-- START OF Records for this task --

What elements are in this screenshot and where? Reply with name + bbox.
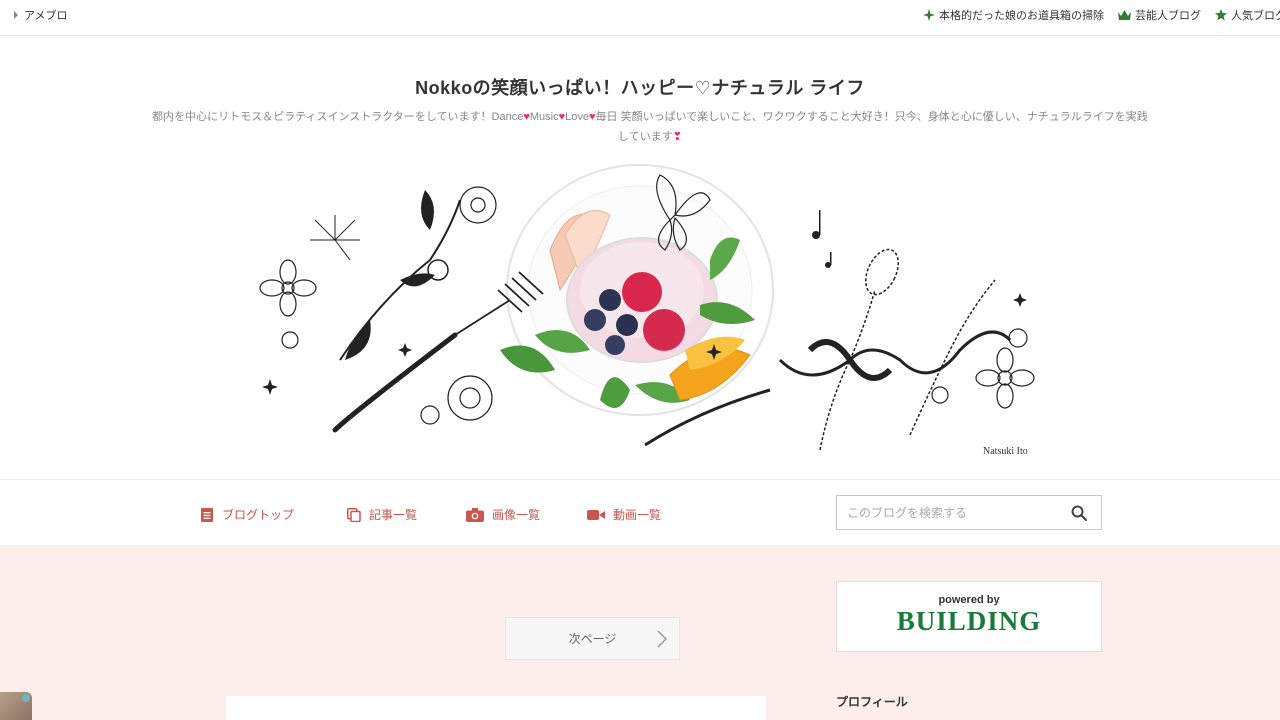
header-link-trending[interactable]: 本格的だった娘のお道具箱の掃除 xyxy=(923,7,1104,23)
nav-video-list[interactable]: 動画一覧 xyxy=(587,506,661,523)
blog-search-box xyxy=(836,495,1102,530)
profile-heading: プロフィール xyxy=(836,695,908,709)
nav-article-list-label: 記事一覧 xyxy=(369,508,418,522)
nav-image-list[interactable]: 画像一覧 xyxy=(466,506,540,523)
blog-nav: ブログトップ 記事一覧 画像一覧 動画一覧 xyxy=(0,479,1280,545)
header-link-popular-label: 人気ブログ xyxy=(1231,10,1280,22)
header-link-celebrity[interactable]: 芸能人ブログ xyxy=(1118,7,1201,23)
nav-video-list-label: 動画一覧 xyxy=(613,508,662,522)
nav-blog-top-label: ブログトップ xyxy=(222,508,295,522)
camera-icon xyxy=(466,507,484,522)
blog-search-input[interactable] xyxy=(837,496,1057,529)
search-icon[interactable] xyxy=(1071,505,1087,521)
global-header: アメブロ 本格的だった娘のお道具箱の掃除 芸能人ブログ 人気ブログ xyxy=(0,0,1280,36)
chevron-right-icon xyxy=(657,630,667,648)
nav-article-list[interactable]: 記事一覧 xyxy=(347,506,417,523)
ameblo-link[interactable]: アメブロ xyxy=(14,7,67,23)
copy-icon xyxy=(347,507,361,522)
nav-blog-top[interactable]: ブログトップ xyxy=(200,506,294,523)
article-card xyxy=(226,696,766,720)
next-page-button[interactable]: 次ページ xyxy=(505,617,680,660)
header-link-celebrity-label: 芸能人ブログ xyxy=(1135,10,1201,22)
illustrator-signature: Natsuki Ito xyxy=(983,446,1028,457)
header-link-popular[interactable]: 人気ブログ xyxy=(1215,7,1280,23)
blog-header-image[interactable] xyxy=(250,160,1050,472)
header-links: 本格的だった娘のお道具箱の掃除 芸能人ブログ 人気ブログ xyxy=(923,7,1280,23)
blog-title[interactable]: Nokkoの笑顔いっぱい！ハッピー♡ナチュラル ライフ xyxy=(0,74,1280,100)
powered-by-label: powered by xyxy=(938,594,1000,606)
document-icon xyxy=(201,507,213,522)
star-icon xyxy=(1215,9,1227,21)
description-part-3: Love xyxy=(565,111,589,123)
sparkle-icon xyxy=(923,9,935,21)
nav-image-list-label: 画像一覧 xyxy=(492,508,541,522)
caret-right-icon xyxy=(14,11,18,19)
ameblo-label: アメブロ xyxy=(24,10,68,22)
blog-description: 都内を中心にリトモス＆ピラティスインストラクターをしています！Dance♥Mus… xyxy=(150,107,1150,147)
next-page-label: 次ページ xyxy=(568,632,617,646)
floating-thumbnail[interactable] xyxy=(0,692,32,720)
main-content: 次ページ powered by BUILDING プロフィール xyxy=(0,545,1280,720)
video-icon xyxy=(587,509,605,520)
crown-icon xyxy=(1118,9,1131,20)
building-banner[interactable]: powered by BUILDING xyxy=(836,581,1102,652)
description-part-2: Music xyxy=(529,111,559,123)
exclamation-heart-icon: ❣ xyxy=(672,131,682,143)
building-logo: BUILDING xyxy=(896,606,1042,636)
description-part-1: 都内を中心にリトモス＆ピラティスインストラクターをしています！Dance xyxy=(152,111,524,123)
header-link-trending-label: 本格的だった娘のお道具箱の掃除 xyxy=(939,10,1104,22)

-- END OF Records for this task --
-- START OF Records for this task --

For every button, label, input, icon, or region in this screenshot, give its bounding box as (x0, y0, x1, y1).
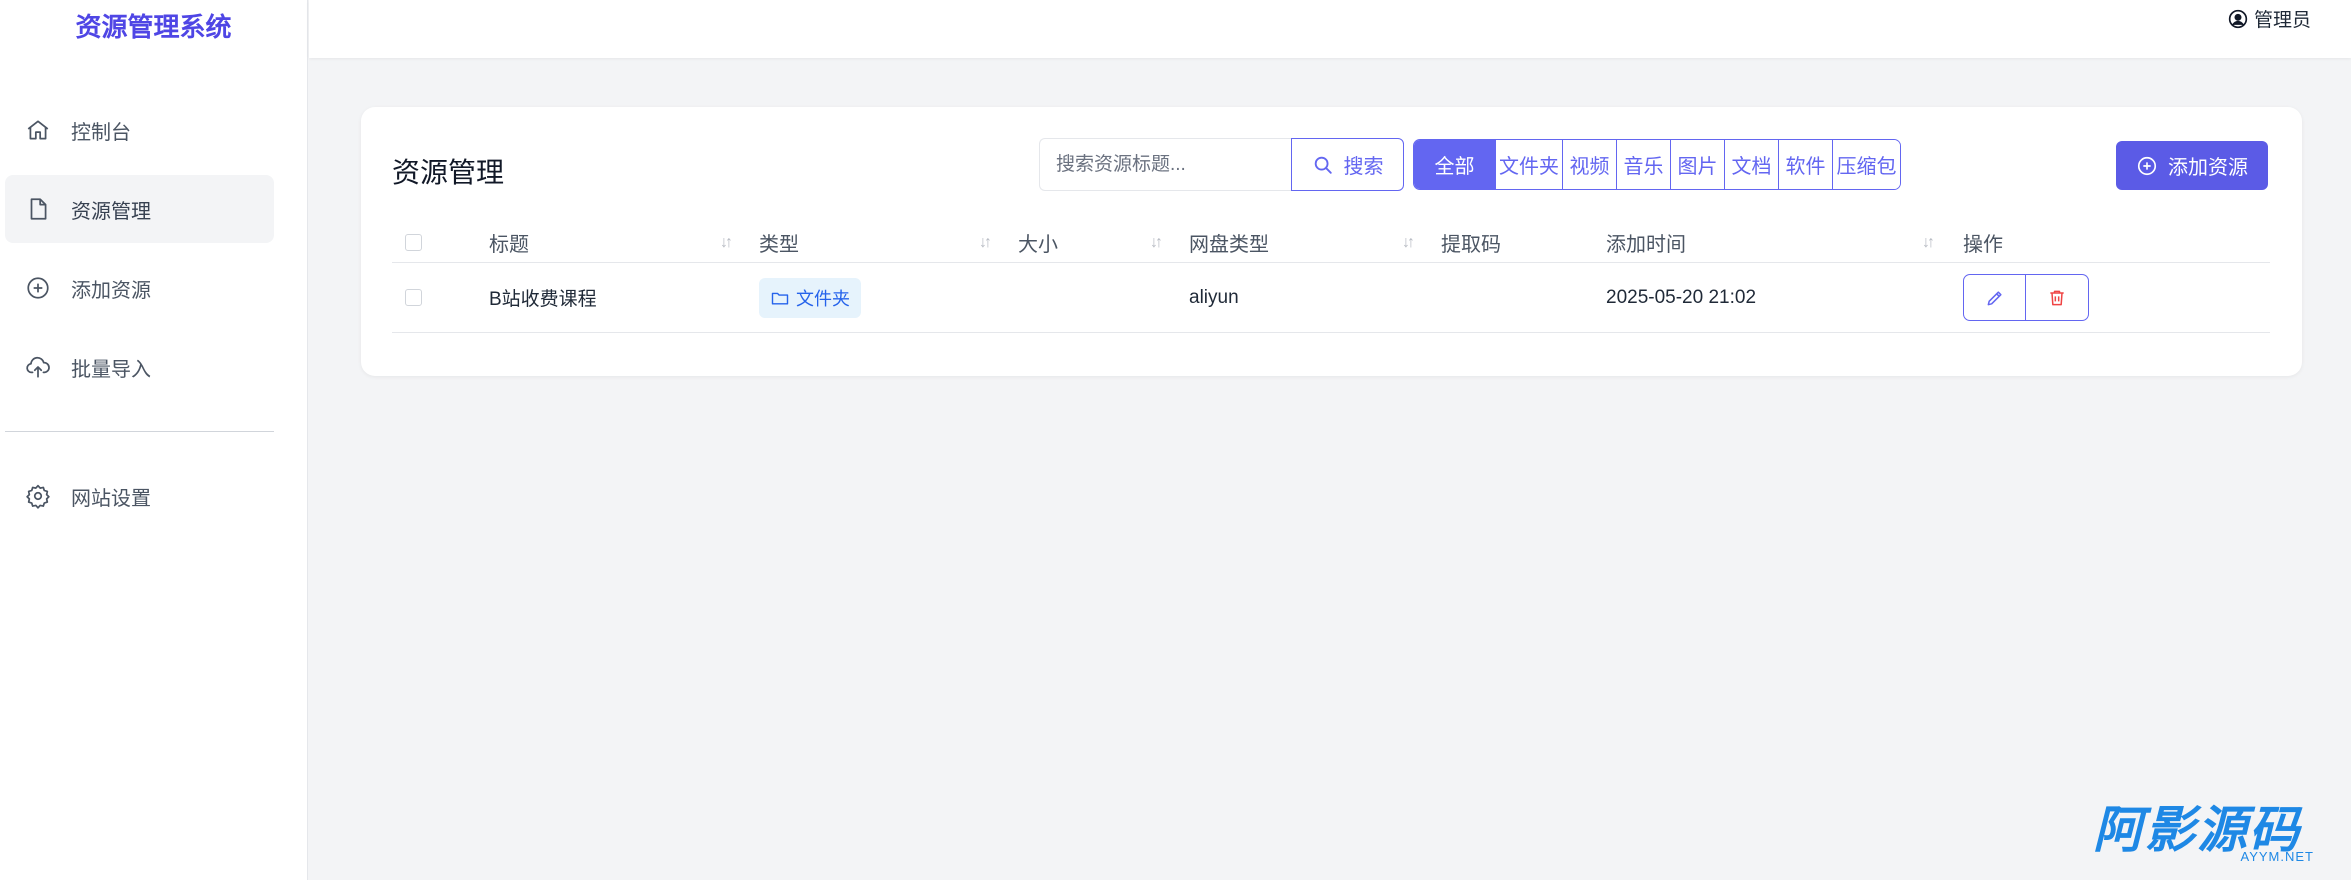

-- END OF Records for this task --
-- START OF Records for this task --

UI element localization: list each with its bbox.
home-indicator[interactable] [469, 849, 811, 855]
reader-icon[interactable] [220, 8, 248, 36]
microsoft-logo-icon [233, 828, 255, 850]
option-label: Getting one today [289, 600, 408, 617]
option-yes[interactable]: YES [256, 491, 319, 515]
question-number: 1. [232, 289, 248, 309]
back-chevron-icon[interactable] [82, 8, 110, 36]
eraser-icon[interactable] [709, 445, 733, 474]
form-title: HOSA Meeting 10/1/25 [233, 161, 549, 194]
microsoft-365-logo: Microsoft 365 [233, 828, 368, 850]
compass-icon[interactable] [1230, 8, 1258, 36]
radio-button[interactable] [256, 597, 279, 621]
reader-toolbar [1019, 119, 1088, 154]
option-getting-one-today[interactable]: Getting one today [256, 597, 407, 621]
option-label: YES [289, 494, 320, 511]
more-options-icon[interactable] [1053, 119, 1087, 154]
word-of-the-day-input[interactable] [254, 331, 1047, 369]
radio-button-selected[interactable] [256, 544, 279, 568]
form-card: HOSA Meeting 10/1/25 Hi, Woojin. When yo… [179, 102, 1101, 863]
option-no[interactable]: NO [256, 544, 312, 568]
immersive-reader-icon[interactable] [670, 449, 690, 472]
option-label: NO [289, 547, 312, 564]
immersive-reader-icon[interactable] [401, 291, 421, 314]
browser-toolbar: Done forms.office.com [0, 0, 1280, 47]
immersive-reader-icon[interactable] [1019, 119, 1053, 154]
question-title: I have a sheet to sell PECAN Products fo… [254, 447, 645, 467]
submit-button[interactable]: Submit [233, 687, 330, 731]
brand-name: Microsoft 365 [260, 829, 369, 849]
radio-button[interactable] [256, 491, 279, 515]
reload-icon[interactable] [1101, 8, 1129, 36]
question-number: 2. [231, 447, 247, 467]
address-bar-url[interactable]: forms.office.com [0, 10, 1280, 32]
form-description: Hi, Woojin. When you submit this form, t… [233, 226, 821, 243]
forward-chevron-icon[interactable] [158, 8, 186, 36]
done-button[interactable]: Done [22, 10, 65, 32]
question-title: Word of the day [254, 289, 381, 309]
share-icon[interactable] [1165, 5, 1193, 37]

-- END OF Records for this task --

▸ **Problem statement**: Update the material from the line with "What elements are" up to and including the line with "blog-search-input[interactable] xyxy=(837,496,1057,529)" by swapping every "interactable" for "clickable" and keeping all other text unchanged. Leave the pictures out of the result.

▸ **Right answer**:
What elements are in this screenshot and where? Reply with name + bbox.
header-link-trending[clickable]: 本格的だった娘のお道具箱の掃除 xyxy=(923,7,1104,23)
nav-video-list[clickable]: 動画一覧 xyxy=(587,506,661,523)
blog-search-box xyxy=(836,495,1102,530)
profile-heading: プロフィール xyxy=(836,695,908,709)
nav-article-list-label: 記事一覧 xyxy=(369,508,418,522)
nav-image-list[clickable]: 画像一覧 xyxy=(466,506,540,523)
blog-nav: ブログトップ 記事一覧 画像一覧 動画一覧 xyxy=(0,479,1280,545)
header-link-popular-label: 人気ブログ xyxy=(1231,10,1280,22)
header-link-celebrity[clickable]: 芸能人ブログ xyxy=(1118,7,1201,23)
nav-video-list-label: 動画一覧 xyxy=(613,508,662,522)
nav-blog-top-label: ブログトップ xyxy=(222,508,295,522)
camera-icon xyxy=(466,507,484,522)
blog-search-input[clickable] xyxy=(837,496,1057,529)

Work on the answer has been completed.